This journey started when I was 20 years old. Next year I turn 50. I've still never been the National XCO champion! So maybe some goals will never be possible, or maybe my change of direction, into the longer races to win a world masters title at 24 solo, after 15 years of chasing the National XCO dream stopped that dream from finding fruition.
So how does this relate to the Marji Gesick and your goals and aspirations? As a coach and an endurance athlete of 3 decades what's my take on the Marji Gesick? I find the best way to consider this is to relate it to other mainstream sports people interested in the race may follow. It gives perspective. Allows for better understanding of the challenges and how we might fit into this sphere and carve out our own success.
The 50 mile is a round of the NUE Marathon series. Marathon being the UCI recognised distance/duration. In very basic laymans terms this makes it the equivalent of something like the NBA but for endurance mountain biking. It's the top level for the fastest competitors. Completion, is a big deal, and a worthy goal for anyone bar the elite. The elite are fighting it out for on the day and overall series glory. The 100 mile is the ultra version (and big bad brother) of the 50. In other sporting terms it doesn't really have a comparison. Maybe it's like going to the Olympics for endurance mountain biking? One thing is certain: it's BIG.
The beauty of cycling, and endurance mountain biking in particular, is that we can all play in the same arena with the big boys. In making our goals though we have to keep some perspective on what we are entering and set them appropriately. If I'm the MTB equivalent of a Jordan or a Bryant then maybe I'm going for a buckle. If I'm a retired Rob Lee then a buckle is going be a very tall order, and if I'm new to racing and have never tried Marji 100 before then I'm most likely setting myself up for a guaranteed failure if I can only see success as coming home in less than 12 hours next season.
To quote one of the top coaches in the world (Tim Grover, from his booking entitled "Winning") we need to consider 3 things when we set our Marji Gesick goals:
- Do you want to do it? Is this your idea, or someone else's? Is it your dream, or are you doing it to please others? Because you can't just want it, you have to crave it enough to make it your obsession.

**DATA LINES:**
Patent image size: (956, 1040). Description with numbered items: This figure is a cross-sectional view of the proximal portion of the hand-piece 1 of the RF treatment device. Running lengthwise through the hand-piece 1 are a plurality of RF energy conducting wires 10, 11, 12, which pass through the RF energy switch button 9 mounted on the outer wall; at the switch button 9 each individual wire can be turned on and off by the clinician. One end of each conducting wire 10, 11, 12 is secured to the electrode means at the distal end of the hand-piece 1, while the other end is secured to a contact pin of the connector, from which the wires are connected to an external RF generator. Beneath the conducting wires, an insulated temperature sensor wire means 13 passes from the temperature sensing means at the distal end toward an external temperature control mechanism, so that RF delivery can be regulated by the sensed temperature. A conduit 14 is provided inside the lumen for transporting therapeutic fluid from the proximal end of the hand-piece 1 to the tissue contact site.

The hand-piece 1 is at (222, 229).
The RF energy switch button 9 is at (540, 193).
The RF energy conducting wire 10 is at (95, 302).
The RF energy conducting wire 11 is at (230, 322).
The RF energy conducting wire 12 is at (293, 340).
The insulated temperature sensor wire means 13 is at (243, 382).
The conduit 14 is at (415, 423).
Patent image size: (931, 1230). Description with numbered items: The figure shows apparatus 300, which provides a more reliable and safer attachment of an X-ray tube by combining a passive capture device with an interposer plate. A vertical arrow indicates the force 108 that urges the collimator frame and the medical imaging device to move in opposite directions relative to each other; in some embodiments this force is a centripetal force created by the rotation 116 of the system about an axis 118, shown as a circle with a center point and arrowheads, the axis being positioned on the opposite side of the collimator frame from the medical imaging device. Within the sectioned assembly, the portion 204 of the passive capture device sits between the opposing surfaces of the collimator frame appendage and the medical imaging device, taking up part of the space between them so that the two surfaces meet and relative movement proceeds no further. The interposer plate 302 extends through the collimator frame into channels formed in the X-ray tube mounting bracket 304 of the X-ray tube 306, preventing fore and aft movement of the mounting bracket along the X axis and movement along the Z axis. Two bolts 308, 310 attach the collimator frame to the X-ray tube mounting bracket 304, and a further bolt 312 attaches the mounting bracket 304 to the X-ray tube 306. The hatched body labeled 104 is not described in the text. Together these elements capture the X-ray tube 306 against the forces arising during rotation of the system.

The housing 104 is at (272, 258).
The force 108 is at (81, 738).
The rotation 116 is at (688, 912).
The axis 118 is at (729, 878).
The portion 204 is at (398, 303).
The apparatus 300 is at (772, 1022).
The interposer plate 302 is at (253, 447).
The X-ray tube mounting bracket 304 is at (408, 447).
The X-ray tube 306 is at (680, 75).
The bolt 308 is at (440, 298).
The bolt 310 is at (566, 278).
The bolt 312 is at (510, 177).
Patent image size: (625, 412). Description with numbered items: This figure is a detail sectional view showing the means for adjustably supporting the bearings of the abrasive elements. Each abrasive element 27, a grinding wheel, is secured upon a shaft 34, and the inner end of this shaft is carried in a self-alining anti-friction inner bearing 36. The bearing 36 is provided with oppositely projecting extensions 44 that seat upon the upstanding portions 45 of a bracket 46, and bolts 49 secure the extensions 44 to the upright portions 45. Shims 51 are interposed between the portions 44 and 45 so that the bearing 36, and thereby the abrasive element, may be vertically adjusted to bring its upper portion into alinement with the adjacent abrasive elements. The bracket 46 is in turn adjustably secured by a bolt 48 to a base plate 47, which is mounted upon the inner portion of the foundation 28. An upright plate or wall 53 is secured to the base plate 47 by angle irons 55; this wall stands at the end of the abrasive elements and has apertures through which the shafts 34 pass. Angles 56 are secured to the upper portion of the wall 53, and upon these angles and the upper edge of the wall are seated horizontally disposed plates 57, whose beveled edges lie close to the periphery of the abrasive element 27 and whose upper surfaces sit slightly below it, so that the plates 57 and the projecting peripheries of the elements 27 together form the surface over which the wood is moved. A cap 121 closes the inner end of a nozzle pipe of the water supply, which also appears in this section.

**REQUIREMENT:**
Write out the Marji Gesick passage word for word, from "So how does" up to and including "our own success.". You won't need the items for anything here.

**THE OUTPUT:**
So how does this relate to the Marji Gesick and your goals and aspirations? As a coach and an endurance athlete of 3 decades what's my take on the Marji Gesick? I find the best way to consider this is to relate it to other mainstream sports people interested in the race may follow. It gives perspective. Allows for better understanding of the challenges and how we might fit into this sphere and carve out our own success.